[Records from a data collection]:

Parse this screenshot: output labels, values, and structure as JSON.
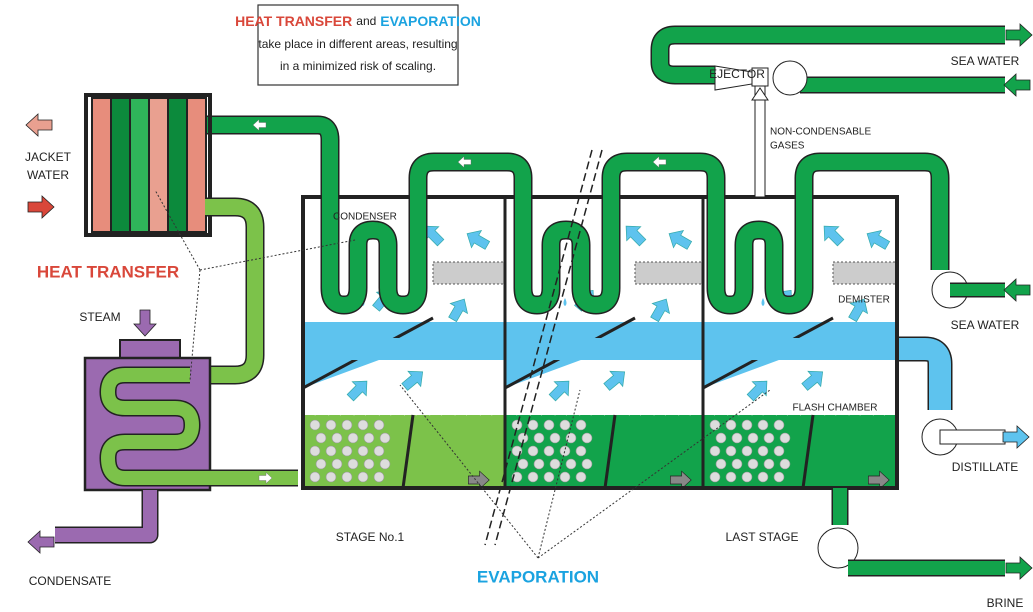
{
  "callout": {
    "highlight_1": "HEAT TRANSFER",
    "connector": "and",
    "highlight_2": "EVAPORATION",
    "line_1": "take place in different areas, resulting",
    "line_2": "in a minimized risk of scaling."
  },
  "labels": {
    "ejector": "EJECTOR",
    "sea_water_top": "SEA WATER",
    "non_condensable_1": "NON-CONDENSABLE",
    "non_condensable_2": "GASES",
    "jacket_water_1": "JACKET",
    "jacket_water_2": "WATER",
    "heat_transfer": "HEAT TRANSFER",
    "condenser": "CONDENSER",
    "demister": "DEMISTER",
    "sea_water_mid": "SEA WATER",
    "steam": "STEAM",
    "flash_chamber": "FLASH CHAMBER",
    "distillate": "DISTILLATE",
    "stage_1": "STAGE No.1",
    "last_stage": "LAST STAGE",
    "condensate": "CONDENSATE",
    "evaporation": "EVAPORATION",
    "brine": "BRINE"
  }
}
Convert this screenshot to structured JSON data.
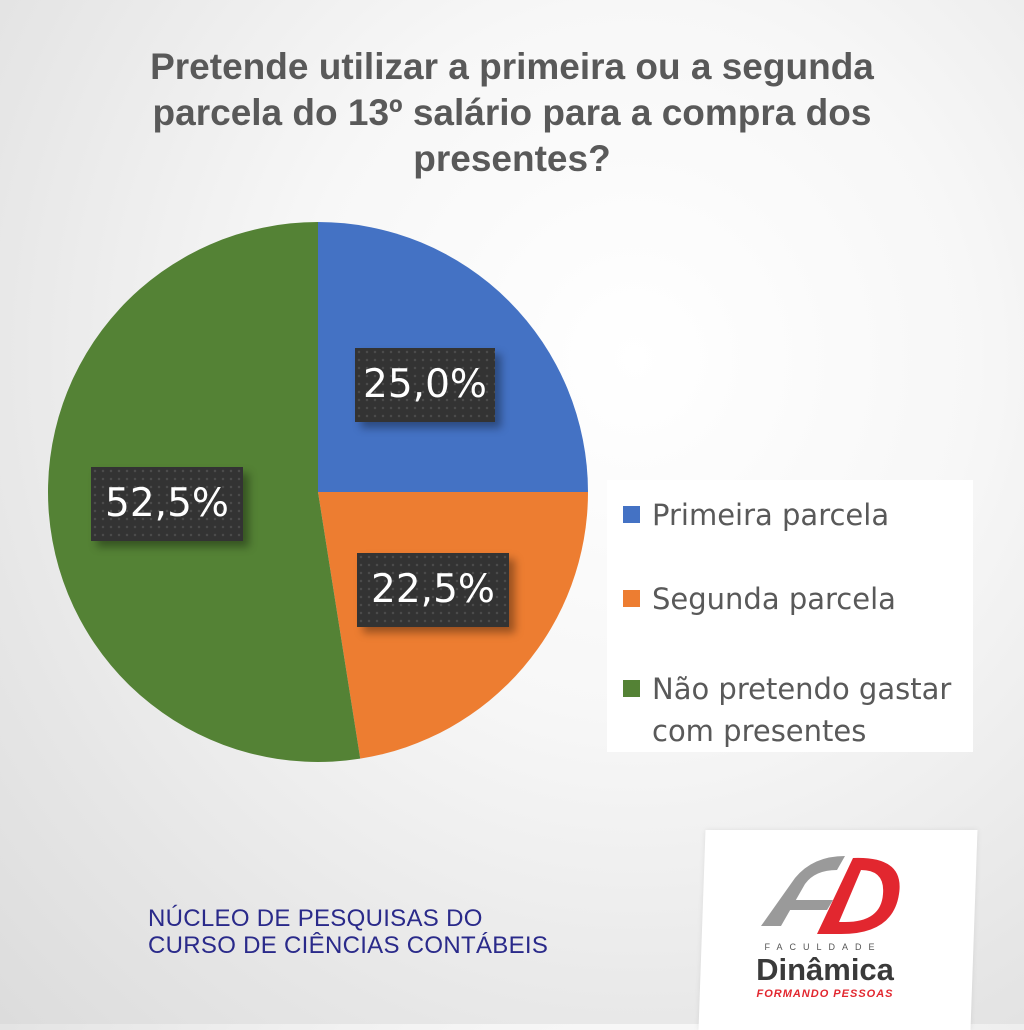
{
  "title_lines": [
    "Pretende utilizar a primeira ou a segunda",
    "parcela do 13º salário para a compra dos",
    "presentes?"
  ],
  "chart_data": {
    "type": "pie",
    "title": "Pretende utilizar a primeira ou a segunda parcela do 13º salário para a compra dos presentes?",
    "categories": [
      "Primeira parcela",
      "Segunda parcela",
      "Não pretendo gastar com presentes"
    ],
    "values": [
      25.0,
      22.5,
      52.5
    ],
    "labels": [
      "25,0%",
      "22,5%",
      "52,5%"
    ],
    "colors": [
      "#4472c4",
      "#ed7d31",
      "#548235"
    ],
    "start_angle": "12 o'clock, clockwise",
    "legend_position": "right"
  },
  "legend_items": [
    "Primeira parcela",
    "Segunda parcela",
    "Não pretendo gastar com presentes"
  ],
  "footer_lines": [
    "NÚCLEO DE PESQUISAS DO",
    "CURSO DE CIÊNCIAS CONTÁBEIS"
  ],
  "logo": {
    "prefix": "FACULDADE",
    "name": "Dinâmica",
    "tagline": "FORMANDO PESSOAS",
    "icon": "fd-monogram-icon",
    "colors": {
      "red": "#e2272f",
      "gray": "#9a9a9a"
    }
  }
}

--

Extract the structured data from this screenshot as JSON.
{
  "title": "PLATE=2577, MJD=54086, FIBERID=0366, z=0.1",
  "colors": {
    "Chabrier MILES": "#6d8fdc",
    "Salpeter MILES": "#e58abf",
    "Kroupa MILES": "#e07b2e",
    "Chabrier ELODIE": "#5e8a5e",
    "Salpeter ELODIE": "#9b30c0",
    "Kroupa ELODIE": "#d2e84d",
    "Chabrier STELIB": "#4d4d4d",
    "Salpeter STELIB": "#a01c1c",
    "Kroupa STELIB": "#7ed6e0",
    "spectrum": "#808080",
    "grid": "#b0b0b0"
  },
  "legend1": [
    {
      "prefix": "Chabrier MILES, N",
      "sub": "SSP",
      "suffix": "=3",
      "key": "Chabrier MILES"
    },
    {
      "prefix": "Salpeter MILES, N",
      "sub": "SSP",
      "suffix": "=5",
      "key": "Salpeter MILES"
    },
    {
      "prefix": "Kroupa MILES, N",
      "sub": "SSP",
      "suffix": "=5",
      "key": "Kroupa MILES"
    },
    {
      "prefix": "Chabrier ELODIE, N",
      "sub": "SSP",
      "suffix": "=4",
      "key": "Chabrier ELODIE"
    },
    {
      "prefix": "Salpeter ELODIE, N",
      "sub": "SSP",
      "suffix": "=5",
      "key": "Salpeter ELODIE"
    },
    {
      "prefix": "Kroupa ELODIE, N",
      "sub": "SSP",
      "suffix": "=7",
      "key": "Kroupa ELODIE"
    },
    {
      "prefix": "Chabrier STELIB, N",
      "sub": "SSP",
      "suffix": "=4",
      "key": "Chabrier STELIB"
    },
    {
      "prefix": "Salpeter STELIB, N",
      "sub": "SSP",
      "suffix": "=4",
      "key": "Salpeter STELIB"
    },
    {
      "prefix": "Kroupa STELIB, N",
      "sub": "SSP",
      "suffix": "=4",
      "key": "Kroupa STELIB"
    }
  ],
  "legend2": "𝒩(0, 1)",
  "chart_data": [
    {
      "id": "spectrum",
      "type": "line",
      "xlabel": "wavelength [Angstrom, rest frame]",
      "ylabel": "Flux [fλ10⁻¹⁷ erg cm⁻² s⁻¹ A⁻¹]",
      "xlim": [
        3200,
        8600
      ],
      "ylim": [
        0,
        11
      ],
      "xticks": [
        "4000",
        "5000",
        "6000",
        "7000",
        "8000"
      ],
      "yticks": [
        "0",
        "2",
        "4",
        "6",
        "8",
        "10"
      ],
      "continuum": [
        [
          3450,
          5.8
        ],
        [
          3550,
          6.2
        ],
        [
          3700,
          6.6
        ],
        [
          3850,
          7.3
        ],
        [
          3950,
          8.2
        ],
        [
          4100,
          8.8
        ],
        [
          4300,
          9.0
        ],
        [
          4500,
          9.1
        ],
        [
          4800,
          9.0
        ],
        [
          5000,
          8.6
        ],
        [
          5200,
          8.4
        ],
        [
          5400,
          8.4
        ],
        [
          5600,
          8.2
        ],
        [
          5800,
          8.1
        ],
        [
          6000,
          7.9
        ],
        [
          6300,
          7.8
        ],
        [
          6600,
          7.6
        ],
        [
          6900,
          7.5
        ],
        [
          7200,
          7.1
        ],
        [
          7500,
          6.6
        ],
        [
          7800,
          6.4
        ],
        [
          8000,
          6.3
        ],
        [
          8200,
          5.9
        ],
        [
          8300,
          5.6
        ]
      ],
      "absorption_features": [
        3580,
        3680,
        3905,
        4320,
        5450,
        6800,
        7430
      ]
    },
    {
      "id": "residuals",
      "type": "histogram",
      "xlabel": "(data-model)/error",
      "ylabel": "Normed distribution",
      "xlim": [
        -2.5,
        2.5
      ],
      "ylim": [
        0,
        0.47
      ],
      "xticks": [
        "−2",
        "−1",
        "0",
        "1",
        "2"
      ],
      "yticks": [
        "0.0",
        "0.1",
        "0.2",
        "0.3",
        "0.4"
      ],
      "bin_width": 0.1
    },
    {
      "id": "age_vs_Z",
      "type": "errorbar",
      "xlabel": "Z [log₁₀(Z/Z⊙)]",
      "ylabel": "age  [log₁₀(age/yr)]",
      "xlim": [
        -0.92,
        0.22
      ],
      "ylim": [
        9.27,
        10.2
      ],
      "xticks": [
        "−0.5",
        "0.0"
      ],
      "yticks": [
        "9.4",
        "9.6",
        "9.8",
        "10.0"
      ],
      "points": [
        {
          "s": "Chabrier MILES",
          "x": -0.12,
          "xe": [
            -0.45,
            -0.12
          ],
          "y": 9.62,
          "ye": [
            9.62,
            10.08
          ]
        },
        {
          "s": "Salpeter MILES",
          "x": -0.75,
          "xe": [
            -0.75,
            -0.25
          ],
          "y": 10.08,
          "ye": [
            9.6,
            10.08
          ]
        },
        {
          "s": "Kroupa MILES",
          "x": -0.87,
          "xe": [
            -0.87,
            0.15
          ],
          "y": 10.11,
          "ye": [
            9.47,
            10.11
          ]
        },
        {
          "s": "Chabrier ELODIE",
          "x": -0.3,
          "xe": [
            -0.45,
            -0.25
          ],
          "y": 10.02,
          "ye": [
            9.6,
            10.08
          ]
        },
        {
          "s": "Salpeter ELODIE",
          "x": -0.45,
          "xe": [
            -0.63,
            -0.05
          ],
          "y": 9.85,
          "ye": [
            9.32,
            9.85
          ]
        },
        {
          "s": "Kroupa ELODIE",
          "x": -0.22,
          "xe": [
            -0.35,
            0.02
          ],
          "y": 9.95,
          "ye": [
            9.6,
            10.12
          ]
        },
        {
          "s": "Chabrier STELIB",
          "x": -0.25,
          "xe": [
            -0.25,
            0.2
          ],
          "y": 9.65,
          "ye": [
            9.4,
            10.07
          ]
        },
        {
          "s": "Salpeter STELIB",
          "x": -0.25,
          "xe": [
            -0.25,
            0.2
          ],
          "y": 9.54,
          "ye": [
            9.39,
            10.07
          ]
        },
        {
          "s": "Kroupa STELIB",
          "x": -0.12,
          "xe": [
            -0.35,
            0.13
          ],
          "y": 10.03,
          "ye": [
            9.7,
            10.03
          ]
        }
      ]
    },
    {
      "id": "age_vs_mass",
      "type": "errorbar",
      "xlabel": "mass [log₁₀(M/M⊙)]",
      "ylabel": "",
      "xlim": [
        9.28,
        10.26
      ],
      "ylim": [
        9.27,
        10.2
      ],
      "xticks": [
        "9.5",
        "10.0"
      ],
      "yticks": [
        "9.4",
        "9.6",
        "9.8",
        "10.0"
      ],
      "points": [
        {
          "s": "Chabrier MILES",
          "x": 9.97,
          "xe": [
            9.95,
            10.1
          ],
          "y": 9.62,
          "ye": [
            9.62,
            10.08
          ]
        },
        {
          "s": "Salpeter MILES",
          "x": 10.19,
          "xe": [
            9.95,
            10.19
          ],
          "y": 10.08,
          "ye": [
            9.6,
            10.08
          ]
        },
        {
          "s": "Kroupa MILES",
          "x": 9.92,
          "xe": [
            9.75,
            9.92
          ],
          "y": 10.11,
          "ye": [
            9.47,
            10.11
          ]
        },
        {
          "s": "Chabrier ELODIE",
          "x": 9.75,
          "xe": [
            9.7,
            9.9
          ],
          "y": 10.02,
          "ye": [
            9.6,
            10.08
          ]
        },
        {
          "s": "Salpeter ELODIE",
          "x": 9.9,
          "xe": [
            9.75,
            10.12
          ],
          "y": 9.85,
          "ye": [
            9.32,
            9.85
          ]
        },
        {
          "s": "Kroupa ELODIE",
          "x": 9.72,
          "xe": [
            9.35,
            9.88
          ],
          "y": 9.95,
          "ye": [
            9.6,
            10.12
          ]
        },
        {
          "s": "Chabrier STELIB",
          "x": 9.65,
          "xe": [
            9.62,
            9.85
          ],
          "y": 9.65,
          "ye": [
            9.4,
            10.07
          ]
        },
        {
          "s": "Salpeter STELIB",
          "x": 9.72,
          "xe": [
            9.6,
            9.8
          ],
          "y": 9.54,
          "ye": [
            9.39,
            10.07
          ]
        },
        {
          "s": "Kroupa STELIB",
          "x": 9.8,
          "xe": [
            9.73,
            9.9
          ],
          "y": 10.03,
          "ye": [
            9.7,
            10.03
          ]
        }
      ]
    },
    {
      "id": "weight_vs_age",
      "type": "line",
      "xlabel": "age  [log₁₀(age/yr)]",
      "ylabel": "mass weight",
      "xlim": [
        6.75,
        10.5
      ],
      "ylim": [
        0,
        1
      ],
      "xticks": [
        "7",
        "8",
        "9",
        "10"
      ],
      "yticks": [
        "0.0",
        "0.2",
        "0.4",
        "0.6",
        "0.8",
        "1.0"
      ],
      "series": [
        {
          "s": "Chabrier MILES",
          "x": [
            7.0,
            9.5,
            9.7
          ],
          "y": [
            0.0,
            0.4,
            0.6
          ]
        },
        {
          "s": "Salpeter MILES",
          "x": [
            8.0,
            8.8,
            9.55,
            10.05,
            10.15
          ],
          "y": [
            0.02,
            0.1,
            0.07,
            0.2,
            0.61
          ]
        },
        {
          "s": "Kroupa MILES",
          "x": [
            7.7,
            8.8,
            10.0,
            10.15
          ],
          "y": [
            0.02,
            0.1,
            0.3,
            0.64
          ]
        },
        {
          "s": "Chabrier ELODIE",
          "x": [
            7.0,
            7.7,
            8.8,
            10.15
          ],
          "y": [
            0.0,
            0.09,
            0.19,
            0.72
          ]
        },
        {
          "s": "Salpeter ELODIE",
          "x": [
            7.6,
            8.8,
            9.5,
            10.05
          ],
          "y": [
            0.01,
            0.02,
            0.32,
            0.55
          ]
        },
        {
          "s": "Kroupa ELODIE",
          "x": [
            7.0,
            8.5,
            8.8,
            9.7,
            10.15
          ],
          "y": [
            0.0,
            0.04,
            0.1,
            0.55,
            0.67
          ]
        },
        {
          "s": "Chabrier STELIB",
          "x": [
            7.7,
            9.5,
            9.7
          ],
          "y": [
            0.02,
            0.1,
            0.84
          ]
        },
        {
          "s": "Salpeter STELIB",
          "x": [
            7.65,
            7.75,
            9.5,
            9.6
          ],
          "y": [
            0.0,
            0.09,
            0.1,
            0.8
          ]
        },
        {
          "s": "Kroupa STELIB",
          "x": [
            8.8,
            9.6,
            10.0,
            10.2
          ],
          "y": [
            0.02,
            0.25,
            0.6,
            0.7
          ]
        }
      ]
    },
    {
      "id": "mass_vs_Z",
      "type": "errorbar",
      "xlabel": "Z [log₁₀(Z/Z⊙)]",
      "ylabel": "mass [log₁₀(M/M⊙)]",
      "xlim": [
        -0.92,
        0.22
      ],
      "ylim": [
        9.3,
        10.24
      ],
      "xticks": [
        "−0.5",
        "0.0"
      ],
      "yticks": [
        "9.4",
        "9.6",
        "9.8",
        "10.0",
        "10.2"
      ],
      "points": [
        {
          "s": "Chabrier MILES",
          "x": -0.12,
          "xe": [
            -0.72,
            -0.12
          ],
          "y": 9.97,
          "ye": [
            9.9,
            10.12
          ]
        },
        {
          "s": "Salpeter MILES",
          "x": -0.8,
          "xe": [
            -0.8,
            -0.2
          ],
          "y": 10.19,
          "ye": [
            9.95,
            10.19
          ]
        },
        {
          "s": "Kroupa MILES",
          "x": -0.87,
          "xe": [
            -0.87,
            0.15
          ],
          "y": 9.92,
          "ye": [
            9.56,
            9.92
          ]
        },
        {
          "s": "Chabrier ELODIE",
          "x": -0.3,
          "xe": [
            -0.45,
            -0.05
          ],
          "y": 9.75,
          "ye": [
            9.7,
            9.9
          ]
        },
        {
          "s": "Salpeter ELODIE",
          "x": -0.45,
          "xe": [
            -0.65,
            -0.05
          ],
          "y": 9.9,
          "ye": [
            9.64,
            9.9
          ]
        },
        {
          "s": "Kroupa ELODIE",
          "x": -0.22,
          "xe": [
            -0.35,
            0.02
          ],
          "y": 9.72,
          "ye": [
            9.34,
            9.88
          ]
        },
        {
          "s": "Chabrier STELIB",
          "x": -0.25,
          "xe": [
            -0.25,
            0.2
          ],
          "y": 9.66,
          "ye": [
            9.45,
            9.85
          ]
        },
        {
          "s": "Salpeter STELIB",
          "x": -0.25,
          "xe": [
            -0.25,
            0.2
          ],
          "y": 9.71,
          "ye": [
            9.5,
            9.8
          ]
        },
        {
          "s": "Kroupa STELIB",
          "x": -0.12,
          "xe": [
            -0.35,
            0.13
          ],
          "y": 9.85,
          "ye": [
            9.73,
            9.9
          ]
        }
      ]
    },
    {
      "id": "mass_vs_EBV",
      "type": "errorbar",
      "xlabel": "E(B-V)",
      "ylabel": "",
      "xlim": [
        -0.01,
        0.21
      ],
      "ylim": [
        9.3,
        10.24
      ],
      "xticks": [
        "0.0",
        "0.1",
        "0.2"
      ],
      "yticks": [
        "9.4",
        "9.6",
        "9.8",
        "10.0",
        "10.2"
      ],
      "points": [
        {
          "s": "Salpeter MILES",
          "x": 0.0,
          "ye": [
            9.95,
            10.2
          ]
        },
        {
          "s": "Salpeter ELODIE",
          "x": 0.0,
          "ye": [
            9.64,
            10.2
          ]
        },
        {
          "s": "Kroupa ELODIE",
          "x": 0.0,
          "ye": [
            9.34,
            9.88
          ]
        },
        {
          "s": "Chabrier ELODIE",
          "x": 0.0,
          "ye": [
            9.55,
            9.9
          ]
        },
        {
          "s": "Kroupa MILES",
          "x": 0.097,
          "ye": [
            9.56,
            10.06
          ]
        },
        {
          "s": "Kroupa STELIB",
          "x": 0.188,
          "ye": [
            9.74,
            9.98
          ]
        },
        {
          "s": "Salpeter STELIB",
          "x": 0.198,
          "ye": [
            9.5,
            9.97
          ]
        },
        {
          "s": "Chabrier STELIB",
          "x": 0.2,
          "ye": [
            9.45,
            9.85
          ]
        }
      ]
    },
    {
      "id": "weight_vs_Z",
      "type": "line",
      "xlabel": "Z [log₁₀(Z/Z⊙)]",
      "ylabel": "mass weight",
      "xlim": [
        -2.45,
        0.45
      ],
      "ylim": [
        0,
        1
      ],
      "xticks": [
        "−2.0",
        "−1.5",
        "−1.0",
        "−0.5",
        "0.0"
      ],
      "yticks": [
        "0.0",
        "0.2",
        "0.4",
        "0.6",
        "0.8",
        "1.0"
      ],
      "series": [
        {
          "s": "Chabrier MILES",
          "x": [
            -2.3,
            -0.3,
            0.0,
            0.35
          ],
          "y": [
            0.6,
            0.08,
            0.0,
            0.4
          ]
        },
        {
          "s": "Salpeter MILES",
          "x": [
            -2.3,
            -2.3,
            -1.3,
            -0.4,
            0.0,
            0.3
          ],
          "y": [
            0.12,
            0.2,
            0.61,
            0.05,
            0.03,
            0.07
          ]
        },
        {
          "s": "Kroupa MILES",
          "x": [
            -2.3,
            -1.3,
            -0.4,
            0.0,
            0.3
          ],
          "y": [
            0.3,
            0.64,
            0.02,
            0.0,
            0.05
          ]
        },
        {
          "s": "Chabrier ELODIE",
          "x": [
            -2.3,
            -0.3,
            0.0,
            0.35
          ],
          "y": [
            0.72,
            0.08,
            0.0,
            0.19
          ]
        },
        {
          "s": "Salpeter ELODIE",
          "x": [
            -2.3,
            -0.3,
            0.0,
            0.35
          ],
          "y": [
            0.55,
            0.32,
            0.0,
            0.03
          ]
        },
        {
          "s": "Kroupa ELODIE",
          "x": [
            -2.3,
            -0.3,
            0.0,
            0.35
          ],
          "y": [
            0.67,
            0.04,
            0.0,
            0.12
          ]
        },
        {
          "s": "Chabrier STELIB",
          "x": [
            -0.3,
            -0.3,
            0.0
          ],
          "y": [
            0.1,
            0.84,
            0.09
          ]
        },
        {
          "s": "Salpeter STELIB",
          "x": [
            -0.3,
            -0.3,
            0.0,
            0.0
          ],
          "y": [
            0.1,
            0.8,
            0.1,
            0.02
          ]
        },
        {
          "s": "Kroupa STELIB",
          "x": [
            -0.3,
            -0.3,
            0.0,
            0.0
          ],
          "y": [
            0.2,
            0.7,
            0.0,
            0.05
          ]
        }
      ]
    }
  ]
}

[OBJECTIVE]:
Identify the lines of the data that contain the word "STAGE". Copy each of them.

[COMPLETE ANSWER]:
    "stage_1": "STAGE No.1",
    "last_stage": "LAST STAGE",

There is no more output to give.